→ **DATA SECTION**
==================================================

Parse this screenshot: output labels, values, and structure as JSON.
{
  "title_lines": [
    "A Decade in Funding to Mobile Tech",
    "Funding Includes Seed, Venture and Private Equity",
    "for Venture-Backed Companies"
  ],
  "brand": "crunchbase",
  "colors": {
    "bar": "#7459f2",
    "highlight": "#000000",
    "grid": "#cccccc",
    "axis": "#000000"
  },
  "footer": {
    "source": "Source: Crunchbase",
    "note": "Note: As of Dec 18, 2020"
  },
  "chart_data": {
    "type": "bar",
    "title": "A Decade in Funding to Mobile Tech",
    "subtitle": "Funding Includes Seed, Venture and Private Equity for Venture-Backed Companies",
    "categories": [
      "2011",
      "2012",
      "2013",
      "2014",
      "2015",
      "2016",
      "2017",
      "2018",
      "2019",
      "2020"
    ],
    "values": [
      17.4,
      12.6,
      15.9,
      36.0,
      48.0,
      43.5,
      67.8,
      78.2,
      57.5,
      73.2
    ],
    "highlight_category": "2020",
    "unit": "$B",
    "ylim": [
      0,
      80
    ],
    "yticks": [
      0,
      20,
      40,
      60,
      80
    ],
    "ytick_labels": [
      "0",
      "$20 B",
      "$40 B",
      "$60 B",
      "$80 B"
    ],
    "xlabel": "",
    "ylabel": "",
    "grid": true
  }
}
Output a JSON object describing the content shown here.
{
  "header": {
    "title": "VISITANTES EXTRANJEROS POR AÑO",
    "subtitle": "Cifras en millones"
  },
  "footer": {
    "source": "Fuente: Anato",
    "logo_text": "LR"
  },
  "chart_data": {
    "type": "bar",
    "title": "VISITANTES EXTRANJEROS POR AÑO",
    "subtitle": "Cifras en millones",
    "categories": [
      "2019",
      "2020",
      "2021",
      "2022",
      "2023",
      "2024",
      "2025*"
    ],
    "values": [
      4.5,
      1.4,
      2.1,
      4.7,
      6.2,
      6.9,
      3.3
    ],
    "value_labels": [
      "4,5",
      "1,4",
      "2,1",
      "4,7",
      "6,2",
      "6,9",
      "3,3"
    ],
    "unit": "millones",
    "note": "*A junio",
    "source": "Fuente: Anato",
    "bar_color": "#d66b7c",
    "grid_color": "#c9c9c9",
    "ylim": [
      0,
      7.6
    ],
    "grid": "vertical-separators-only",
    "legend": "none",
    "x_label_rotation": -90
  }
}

==================================================

Take every line from the data above that holds "Mobile" and copy it out.

    "A Decade in Funding to Mobile Tech",
    "title": "A Decade in Funding to Mobile Tech",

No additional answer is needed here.